Task goal: Report each line of the data that has "user" somewhere in it.

Given records:
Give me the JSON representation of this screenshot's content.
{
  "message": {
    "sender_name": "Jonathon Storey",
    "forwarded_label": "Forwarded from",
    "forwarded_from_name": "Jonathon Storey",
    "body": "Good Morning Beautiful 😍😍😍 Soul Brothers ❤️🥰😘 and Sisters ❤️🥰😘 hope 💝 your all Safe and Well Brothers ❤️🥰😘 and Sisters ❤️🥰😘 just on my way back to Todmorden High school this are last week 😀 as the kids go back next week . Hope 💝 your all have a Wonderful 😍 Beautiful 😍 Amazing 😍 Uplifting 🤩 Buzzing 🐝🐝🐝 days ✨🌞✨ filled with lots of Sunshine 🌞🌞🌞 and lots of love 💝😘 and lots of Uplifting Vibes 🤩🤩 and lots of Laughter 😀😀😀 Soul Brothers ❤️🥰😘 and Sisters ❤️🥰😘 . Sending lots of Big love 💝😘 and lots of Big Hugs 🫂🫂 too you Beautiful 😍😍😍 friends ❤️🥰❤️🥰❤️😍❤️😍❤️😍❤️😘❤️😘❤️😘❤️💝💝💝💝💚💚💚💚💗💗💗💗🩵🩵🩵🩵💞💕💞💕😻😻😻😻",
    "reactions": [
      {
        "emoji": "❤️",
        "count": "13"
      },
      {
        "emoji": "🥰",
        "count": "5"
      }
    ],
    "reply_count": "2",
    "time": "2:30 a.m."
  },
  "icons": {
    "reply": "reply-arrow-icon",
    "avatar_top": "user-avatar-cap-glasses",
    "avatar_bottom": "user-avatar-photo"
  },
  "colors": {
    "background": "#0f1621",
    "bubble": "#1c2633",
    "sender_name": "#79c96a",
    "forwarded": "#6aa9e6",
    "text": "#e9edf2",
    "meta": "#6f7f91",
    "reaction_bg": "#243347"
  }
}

Full response:
    "avatar_top": "user-avatar-cap-glasses",
    "avatar_bottom": "user-avatar-photo"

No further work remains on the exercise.